▶ _REQUIREMENT_: Reproduce all entries verbatim, with nothing added or dropped.

▶ _EXTRACTED DATA_:

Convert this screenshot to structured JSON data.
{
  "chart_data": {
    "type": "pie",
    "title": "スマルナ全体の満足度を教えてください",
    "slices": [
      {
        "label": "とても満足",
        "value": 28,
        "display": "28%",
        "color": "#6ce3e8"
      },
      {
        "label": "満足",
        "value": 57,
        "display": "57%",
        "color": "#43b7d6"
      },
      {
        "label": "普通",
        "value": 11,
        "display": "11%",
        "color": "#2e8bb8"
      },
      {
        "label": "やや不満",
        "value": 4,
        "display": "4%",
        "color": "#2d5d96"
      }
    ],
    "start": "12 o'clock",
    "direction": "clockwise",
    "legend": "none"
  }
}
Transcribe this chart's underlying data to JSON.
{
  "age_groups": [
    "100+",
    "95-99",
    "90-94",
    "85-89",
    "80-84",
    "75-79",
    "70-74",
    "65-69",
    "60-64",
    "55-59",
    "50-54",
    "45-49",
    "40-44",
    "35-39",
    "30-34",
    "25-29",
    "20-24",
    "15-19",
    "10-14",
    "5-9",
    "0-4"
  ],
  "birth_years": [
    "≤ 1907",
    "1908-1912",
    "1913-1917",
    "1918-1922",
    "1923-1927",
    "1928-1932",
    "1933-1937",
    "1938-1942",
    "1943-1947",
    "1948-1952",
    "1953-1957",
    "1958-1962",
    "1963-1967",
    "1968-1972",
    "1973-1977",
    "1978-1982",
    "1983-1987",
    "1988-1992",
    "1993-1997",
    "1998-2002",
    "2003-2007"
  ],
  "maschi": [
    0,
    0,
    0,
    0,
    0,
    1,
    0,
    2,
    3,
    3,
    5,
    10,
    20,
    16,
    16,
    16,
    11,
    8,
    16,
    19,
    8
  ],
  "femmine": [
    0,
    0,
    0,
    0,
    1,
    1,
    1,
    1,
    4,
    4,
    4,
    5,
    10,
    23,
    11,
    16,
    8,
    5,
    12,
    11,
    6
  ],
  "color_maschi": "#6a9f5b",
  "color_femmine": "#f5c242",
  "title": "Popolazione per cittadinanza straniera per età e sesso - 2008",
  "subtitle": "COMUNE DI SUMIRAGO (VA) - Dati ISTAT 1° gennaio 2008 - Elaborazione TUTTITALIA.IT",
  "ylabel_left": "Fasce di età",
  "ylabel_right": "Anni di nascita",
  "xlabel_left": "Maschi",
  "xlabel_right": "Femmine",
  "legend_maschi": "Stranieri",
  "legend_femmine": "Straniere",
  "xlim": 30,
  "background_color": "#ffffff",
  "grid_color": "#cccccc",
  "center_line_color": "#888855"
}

▶ _RESPONSE TO THIS TASK_:
Convert this screenshot to structured JSON data.
{
  "chart_data": {
    "type": "pie",
    "title": "スマルナ全体の満足度を教えてください",
    "slices": [
      {
        "label": "とても満足",
        "value": 28,
        "display": "28%",
        "color": "#6ce3e8"
      },
      {
        "label": "満足",
        "value": 57,
        "display": "57%",
        "color": "#43b7d6"
      },
      {
        "label": "普通",
        "value": 11,
        "display": "11%",
        "color": "#2e8bb8"
      },
      {
        "label": "やや不満",
        "value": 4,
        "display": "4%",
        "color": "#2d5d96"
      }
    ],
    "start": "12 o'clock",
    "direction": "clockwise",
    "legend": "none"
  }
}
Transcribe this chart's underlying data to JSON.
{
  "age_groups": [
    "100+",
    "95-99",
    "90-94",
    "85-89",
    "80-84",
    "75-79",
    "70-74",
    "65-69",
    "60-64",
    "55-59",
    "50-54",
    "45-49",
    "40-44",
    "35-39",
    "30-34",
    "25-29",
    "20-24",
    "15-19",
    "10-14",
    "5-9",
    "0-4"
  ],
  "birth_years": [
    "≤ 1907",
    "1908-1912",
    "1913-1917",
    "1918-1922",
    "1923-1927",
    "1928-1932",
    "1933-1937",
    "1938-1942",
    "1943-1947",
    "1948-1952",
    "1953-1957",
    "1958-1962",
    "1963-1967",
    "1968-1972",
    "1973-1977",
    "1978-1982",
    "1983-1987",
    "1988-1992",
    "1993-1997",
    "1998-2002",
    "2003-2007"
  ],
  "maschi": [
    0,
    0,
    0,
    0,
    0,
    1,
    0,
    2,
    3,
    3,
    5,
    10,
    20,
    16,
    16,
    16,
    11,
    8,
    16,
    19,
    8
  ],
  "femmine": [
    0,
    0,
    0,
    0,
    1,
    1,
    1,
    1,
    4,
    4,
    4,
    5,
    10,
    23,
    11,
    16,
    8,
    5,
    12,
    11,
    6
  ],
  "color_maschi": "#6a9f5b",
  "color_femmine": "#f5c242",
  "title": "Popolazione per cittadinanza straniera per età e sesso - 2008",
  "subtitle": "COMUNE DI SUMIRAGO (VA) - Dati ISTAT 1° gennaio 2008 - Elaborazione TUTTITALIA.IT",
  "ylabel_left": "Fasce di età",
  "ylabel_right": "Anni di nascita",
  "xlabel_left": "Maschi",
  "xlabel_right": "Femmine",
  "legend_maschi": "Stranieri",
  "legend_femmine": "Straniere",
  "xlim": 30,
  "background_color": "#ffffff",
  "grid_color": "#cccccc",
  "center_line_color": "#888855"
}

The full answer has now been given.